Figure record extracts
──────────
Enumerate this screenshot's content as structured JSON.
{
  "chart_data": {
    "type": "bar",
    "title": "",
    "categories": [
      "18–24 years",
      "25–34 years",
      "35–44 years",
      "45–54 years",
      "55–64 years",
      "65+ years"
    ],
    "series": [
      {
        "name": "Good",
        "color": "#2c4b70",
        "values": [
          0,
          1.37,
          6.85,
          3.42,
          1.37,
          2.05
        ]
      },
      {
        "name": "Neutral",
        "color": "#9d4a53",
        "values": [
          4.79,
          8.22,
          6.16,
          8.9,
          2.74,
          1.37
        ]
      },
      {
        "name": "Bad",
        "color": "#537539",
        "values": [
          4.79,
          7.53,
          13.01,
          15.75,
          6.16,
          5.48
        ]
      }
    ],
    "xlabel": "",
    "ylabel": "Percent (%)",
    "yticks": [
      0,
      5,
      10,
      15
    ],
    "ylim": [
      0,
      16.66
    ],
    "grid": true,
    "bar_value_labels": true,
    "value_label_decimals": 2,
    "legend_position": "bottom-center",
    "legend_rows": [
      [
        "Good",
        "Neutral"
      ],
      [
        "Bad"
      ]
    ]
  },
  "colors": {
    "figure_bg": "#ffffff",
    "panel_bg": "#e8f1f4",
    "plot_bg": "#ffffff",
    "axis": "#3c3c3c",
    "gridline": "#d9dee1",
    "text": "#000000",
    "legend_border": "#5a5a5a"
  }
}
──────────
## Aim of the exercise
Please reproduce each line exactly as written.

## Expected answer
Enumerate this screenshot's content as structured JSON.
{
  "chart_data": {
    "type": "bar",
    "title": "",
    "categories": [
      "18–24 years",
      "25–34 years",
      "35–44 years",
      "45–54 years",
      "55–64 years",
      "65+ years"
    ],
    "series": [
      {
        "name": "Good",
        "color": "#2c4b70",
        "values": [
          0,
          1.37,
          6.85,
          3.42,
          1.37,
          2.05
        ]
      },
      {
        "name": "Neutral",
        "color": "#9d4a53",
        "values": [
          4.79,
          8.22,
          6.16,
          8.9,
          2.74,
          1.37
        ]
      },
      {
        "name": "Bad",
        "color": "#537539",
        "values": [
          4.79,
          7.53,
          13.01,
          15.75,
          6.16,
          5.48
        ]
      }
    ],
    "xlabel": "",
    "ylabel": "Percent (%)",
    "yticks": [
      0,
      5,
      10,
      15
    ],
    "ylim": [
      0,
      16.66
    ],
    "grid": true,
    "bar_value_labels": true,
    "value_label_decimals": 2,
    "legend_position": "bottom-center",
    "legend_rows": [
      [
        "Good",
        "Neutral"
      ],
      [
        "Bad"
      ]
    ]
  },
  "colors": {
    "figure_bg": "#ffffff",
    "panel_bg": "#e8f1f4",
    "plot_bg": "#ffffff",
    "axis": "#3c3c3c",
    "gridline": "#d9dee1",
    "text": "#000000",
    "legend_border": "#5a5a5a"
  }
}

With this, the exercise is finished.